Sift the material for lines containing "data", and return them.
-- Start of EXTRACTED ENTRIES --
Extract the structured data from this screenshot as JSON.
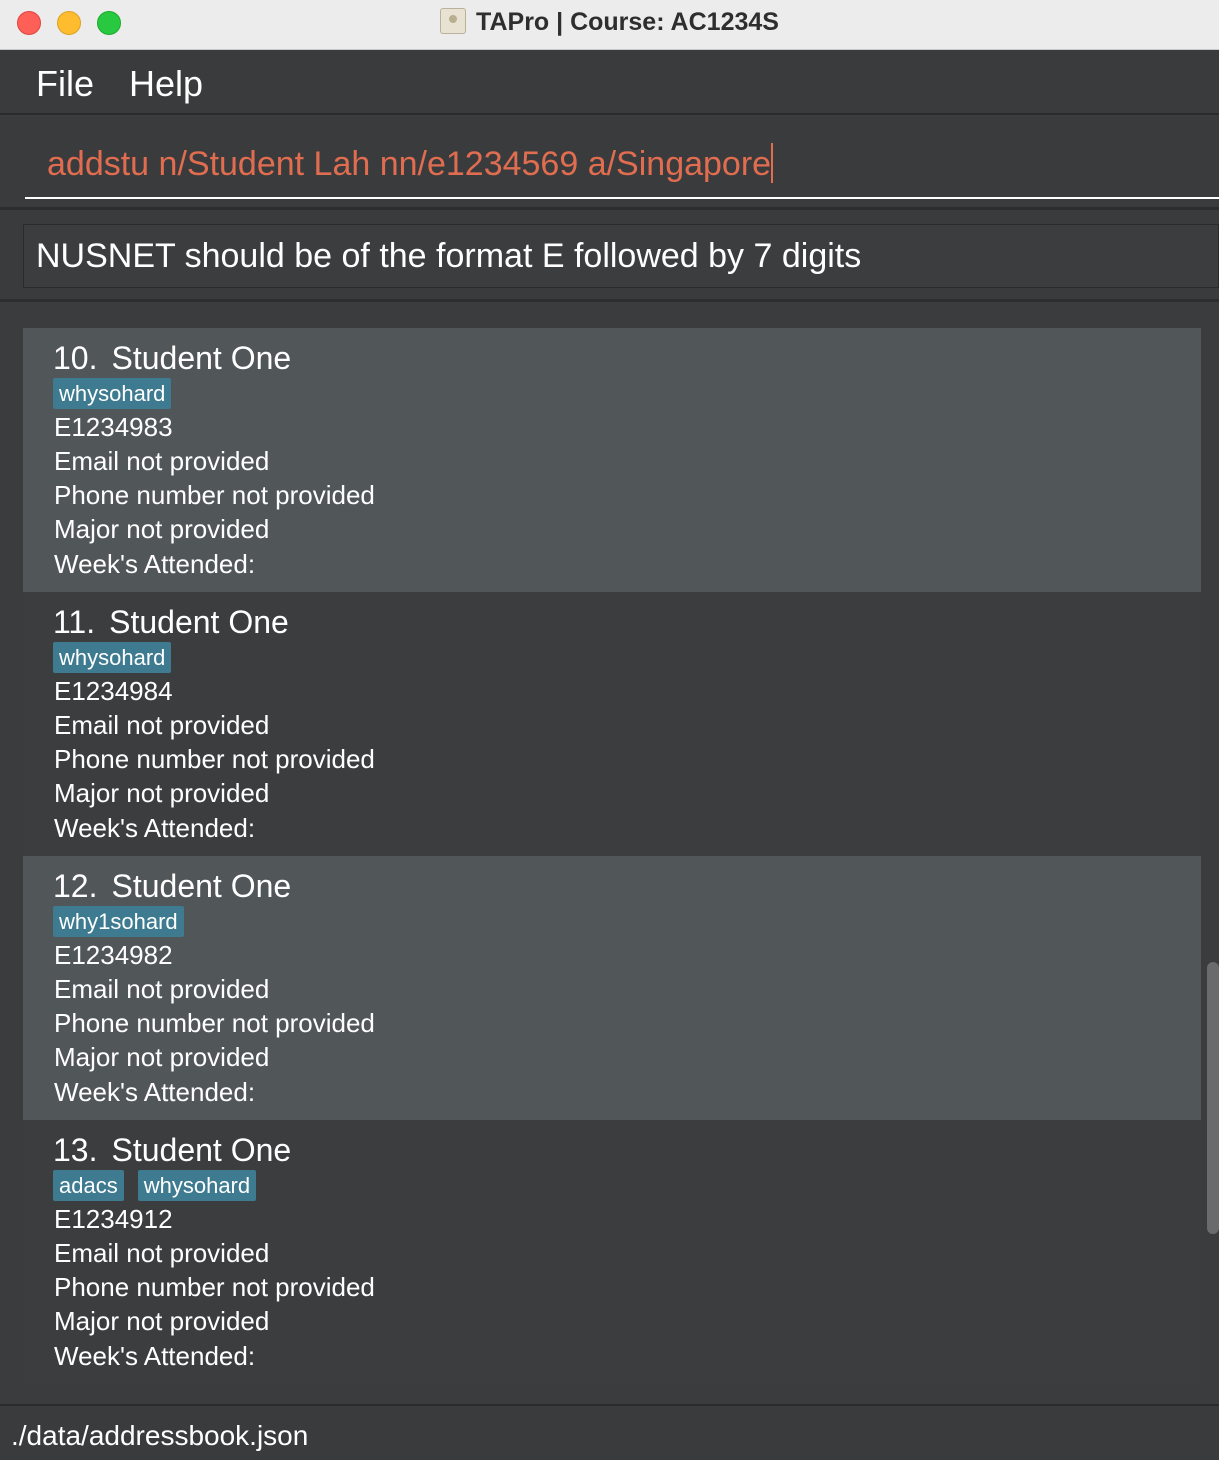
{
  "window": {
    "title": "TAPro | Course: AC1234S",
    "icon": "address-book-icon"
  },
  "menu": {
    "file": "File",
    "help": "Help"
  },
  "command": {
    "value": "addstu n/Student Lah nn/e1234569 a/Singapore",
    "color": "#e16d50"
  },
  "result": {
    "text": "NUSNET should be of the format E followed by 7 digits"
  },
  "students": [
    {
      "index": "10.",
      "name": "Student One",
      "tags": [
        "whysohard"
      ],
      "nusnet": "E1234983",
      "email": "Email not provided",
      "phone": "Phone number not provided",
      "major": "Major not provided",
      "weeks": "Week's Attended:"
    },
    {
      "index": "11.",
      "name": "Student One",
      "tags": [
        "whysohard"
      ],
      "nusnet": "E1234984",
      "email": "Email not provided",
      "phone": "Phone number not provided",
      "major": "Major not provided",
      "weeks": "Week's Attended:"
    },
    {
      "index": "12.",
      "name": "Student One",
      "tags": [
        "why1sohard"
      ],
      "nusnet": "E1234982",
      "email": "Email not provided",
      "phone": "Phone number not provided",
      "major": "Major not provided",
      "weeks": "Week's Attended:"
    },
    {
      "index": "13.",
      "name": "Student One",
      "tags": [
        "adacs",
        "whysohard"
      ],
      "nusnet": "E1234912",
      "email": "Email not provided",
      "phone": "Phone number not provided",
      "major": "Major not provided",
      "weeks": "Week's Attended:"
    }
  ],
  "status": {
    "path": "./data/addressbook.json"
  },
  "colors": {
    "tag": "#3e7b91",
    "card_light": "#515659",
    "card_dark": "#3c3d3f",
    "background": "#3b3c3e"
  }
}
-- End of EXTRACTED ENTRIES --
-- Start of EXTRACTED ENTRIES --
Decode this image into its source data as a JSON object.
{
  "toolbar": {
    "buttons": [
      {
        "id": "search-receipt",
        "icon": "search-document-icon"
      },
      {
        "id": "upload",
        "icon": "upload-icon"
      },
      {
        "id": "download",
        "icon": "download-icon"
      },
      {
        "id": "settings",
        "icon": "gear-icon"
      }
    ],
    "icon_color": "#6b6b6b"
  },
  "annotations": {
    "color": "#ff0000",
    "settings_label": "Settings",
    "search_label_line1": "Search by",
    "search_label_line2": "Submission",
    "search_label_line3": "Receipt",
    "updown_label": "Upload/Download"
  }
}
-- End of EXTRACTED ENTRIES --
**RESULT BELOW**
Extract the structured data from this screenshot as JSON.
    "path": "./data/addressbook.json"
Decode this image into its source data as a JSON object.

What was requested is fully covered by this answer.